> TASK GOAL
For every line in the data below that contains "from", copy the line.

[Dataset records]
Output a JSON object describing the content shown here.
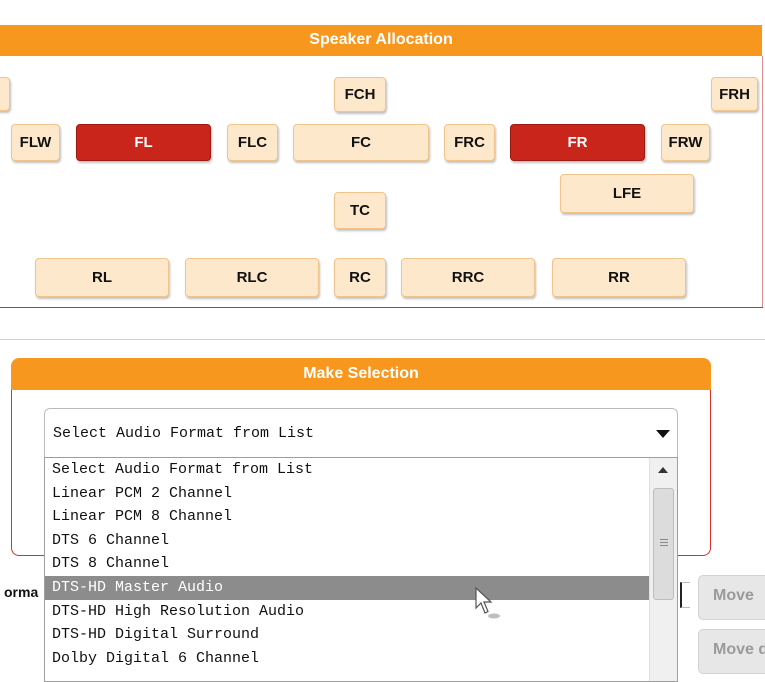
{
  "speaker_allocation": {
    "title": "Speaker Allocation",
    "speakers": {
      "FCH": "FCH",
      "FRH": "FRH",
      "FLW": "FLW",
      "FL": "FL",
      "FLC": "FLC",
      "FC": "FC",
      "FRC": "FRC",
      "FR": "FR",
      "FRW": "FRW",
      "LFE": "LFE",
      "TC": "TC",
      "RL": "RL",
      "RLC": "RLC",
      "RC": "RC",
      "RRC": "RRC",
      "RR": "RR"
    },
    "active": [
      "FL",
      "FR"
    ],
    "colors": {
      "active": "#c9251b",
      "inactive": "#fde8cc",
      "accent": "#f7971e"
    }
  },
  "make_selection": {
    "title": "Make Selection",
    "select_value": "Select Audio Format from List",
    "options": [
      "Select Audio Format from List",
      "Linear PCM 2 Channel",
      "Linear PCM 8 Channel",
      "DTS 6 Channel",
      "DTS 8 Channel",
      "DTS-HD Master Audio",
      "DTS-HD High Resolution Audio",
      "DTS-HD Digital Surround",
      "Dolby Digital 6 Channel"
    ],
    "highlighted_option": "DTS-HD Master Audio"
  },
  "lower": {
    "partial_left_label": "orma",
    "buttons": {
      "move_up": "Move",
      "move_down": "Move d"
    }
  }
}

> CORRECT ANSWER
    "select_value": "Select Audio Format from List",
      "Select Audio Format from List",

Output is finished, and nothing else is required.